Requirements → Look for the string "Brightness" in the lines and copy each line that has it.

Record extracts →

● ● ● ● ● ● ●

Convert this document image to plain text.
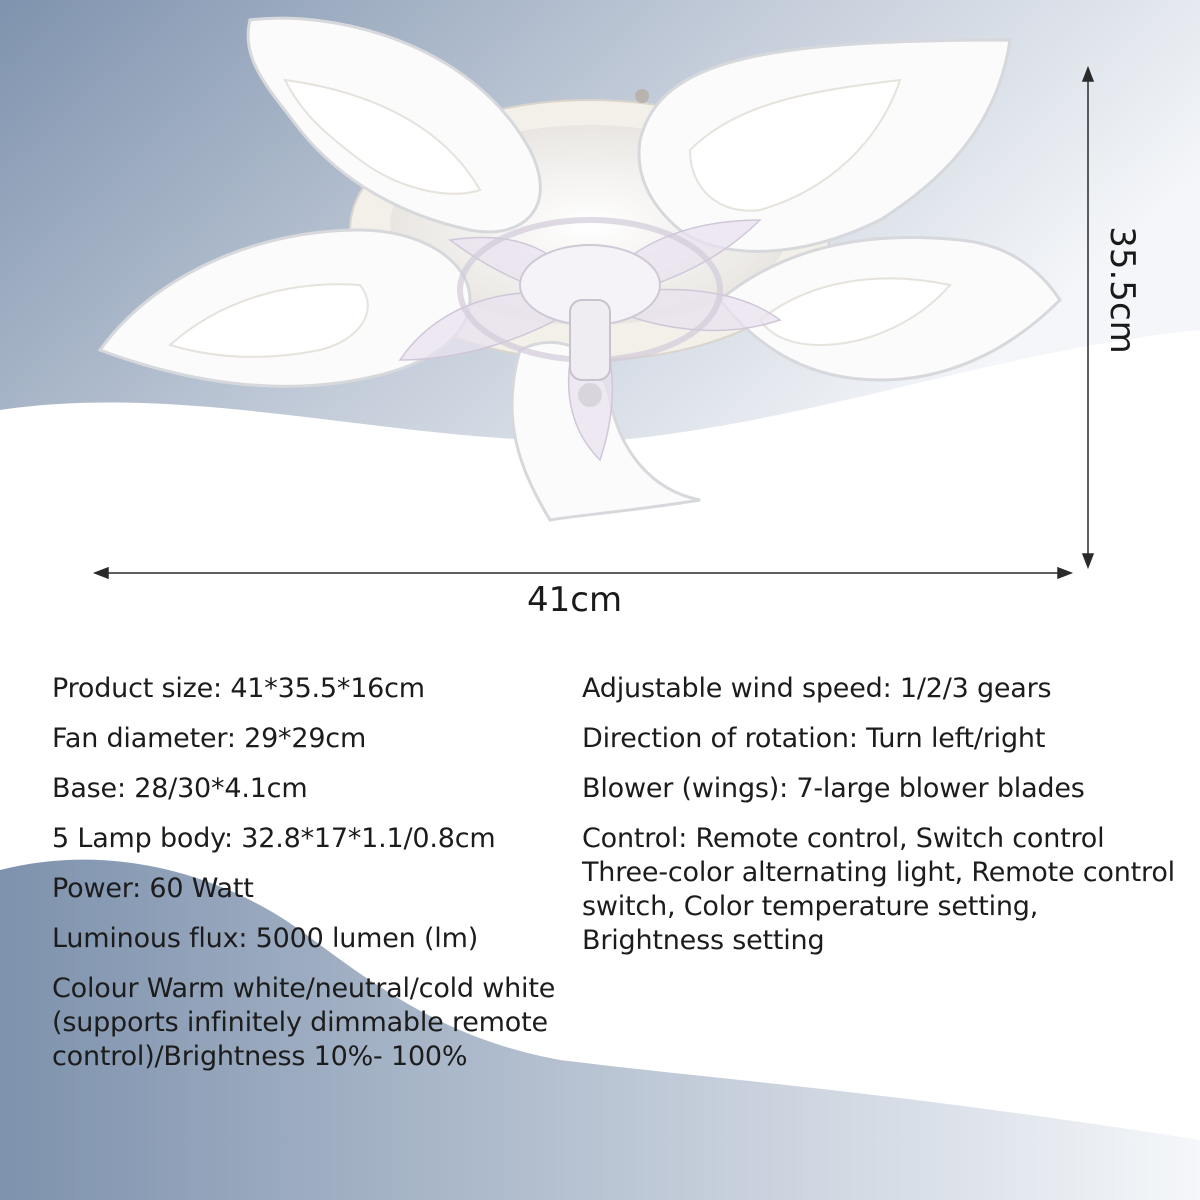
41cm
35.5cm
Product size: 41*35.5*16cm
Fan diameter: 29*29cm
Base: 28/30*4.1cm
5 Lamp body: 32.8*17*1.1/0.8cm
Power: 60 Watt
Luminous flux: 5000 lumen (lm)
Colour Warm white/neutral/cold white (supports infinitely dimmable remote control)/Brightness 10%- 100%
Adjustable wind speed: 1/2/3 gears
Direction of rotation: Turn left/right
Blower (wings): 7-large blower blades
Control: Remote control, Switch control Three-color alternating light, Remote control switch, Color temperature setting, Brightness setting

● ● ● ● ● ● ●

Full solution →
Colour Warm white/neutral/cold white (supports infinitely dimmable remote control)/Brightness 10%- 100%
Control: Remote control, Switch control Three-color alternating light, Remote control switch, Color temperature setting, Brightness setting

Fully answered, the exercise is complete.